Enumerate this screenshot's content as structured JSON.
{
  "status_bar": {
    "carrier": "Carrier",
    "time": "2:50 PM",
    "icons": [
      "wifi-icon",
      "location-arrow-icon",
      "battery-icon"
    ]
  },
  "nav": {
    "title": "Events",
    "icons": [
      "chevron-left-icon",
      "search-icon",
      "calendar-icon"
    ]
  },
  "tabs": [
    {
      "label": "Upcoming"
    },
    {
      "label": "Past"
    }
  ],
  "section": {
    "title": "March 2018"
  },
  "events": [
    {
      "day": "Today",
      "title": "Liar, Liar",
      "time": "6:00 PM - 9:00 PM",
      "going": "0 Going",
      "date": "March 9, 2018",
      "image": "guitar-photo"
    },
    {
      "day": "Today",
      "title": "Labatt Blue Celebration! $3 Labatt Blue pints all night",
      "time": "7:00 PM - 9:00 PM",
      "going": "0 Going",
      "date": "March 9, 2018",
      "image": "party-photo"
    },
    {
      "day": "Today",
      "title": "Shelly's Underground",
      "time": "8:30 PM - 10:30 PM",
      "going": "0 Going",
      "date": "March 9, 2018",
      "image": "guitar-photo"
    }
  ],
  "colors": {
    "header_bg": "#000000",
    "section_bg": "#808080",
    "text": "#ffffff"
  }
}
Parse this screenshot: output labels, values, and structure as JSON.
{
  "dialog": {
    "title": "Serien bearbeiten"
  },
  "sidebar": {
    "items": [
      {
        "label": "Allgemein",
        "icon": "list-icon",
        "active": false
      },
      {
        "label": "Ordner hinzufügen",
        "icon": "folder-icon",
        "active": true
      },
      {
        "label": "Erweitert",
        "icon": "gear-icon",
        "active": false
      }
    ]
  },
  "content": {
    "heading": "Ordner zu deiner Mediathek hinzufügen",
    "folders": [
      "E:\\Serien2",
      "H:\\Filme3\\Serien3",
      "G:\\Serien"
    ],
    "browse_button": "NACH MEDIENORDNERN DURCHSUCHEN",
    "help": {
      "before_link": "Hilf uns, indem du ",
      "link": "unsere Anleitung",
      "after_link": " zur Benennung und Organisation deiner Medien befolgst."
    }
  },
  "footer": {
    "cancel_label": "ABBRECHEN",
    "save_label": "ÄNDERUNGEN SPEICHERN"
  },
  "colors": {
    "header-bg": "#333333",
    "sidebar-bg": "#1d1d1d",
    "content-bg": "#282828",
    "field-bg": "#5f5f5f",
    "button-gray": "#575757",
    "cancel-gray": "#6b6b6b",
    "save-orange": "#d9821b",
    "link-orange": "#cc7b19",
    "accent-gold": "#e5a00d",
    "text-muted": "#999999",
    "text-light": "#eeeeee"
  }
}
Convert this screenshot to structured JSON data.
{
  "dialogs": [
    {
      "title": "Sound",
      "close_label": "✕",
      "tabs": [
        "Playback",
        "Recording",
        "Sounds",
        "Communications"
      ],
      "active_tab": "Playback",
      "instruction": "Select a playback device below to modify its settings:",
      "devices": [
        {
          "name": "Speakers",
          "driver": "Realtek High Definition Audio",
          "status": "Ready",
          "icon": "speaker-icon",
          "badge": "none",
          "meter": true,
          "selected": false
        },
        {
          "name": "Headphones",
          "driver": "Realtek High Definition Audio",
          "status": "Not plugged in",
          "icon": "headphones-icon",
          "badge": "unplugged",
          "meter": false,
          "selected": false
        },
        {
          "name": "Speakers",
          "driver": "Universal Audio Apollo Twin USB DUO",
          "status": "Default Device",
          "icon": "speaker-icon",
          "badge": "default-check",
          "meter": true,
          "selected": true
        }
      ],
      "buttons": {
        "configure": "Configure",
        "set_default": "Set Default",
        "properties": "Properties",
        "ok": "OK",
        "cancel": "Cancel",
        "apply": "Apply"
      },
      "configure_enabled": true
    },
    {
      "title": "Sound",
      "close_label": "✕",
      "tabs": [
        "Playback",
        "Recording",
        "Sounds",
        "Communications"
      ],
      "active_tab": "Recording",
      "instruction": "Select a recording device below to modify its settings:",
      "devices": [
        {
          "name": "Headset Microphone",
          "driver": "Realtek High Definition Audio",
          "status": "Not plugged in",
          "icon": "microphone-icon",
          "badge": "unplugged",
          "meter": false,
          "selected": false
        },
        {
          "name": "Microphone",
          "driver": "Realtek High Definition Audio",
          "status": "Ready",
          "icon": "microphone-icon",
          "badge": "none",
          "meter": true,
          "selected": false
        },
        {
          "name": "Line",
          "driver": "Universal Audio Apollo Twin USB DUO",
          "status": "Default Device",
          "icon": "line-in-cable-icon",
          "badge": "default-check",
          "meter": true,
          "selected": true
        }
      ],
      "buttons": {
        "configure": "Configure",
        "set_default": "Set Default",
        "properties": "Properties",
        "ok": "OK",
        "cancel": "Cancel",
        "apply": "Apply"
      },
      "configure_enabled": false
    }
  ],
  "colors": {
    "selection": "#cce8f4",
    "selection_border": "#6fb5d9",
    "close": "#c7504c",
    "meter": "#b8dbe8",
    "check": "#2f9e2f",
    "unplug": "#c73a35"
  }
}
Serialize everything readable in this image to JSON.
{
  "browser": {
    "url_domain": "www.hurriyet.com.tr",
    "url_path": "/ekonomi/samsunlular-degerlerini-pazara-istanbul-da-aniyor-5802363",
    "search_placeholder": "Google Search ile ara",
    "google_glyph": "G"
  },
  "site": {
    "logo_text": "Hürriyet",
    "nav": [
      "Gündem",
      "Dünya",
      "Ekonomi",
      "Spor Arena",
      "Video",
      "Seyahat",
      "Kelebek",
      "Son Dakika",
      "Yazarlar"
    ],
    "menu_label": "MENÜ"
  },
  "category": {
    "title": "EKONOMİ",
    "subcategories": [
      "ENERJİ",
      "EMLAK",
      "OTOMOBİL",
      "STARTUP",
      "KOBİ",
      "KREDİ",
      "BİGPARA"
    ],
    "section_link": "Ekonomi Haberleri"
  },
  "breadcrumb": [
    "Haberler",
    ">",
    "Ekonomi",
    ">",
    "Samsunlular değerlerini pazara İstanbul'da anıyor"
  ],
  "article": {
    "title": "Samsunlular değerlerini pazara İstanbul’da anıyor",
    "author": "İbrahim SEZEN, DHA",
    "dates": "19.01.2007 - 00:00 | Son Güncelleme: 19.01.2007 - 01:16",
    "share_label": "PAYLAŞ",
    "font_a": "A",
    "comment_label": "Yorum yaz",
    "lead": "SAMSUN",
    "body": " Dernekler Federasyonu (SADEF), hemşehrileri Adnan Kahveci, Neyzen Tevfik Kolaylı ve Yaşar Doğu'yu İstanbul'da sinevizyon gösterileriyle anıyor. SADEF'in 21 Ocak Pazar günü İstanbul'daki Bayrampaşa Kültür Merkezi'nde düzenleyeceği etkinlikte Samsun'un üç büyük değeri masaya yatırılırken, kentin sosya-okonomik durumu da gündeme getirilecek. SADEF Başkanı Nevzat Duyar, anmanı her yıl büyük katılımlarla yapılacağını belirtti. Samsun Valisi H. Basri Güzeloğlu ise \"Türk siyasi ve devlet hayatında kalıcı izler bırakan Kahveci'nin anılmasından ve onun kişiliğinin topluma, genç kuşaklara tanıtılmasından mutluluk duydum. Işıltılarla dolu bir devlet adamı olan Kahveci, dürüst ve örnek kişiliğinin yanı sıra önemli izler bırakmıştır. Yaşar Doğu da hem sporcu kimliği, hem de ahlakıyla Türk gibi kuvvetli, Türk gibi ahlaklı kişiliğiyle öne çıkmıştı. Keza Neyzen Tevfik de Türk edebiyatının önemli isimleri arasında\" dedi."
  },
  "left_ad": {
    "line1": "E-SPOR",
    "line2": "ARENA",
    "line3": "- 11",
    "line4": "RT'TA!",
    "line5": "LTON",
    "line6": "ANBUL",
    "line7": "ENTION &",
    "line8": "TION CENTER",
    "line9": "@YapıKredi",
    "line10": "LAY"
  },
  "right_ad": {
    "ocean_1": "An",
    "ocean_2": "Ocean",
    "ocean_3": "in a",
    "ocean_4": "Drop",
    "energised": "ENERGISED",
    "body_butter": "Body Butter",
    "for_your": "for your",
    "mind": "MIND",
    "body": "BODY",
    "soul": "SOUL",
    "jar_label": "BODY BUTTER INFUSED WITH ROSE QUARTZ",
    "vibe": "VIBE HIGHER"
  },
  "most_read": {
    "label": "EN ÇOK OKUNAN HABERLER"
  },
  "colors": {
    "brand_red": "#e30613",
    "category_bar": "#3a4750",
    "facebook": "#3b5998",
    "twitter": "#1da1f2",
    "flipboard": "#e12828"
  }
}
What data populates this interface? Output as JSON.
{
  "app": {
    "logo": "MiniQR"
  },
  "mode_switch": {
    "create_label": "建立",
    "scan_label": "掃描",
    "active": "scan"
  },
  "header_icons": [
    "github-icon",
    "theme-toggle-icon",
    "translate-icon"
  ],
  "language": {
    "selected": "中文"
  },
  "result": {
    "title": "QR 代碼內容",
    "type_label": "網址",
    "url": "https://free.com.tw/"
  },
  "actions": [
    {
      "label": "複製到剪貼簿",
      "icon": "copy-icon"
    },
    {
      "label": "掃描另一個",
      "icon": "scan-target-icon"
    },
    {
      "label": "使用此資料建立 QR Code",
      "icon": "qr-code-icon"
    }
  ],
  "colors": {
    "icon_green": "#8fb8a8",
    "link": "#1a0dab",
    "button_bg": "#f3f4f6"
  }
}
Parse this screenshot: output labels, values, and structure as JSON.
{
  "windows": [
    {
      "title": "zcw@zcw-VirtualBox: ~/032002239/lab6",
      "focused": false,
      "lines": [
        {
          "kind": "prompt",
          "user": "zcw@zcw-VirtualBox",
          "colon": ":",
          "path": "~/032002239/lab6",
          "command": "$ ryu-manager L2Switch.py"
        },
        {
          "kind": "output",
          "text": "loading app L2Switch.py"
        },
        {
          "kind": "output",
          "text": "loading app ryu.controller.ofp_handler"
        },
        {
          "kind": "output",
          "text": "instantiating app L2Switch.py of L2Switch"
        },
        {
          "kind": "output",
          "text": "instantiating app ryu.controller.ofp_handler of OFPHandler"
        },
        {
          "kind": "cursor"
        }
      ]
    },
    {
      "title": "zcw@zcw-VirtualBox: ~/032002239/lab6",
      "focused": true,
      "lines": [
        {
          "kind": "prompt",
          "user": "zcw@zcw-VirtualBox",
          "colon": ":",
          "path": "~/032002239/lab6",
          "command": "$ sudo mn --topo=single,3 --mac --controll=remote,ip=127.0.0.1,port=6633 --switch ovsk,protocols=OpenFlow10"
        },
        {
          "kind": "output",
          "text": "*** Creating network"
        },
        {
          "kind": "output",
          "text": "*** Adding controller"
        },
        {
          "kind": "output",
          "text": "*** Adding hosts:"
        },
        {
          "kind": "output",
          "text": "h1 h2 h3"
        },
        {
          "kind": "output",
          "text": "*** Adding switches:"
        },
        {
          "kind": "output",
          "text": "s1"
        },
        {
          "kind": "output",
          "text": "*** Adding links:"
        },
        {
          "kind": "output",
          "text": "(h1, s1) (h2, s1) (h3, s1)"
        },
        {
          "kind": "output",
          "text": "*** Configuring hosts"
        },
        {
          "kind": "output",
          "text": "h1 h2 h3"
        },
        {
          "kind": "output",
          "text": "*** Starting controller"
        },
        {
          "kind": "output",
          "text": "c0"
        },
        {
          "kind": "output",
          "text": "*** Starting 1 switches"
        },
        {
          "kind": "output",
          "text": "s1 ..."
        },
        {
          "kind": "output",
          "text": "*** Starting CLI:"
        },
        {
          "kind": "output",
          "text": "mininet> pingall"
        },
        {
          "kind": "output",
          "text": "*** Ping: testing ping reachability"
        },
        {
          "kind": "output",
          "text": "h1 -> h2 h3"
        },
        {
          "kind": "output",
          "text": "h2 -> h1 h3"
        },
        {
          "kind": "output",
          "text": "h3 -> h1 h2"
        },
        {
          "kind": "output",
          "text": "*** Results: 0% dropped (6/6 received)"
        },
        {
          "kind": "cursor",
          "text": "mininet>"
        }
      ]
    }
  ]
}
· · · · · · ·
--- CHALLENGE ---
Look through the records and gather every line containing "image".

--- EXERCISE ANSWER ---
      "image": "guitar-photo"
      "image": "party-photo"
      "image": "guitar-photo"
Serialize everything readable in this image to JSON.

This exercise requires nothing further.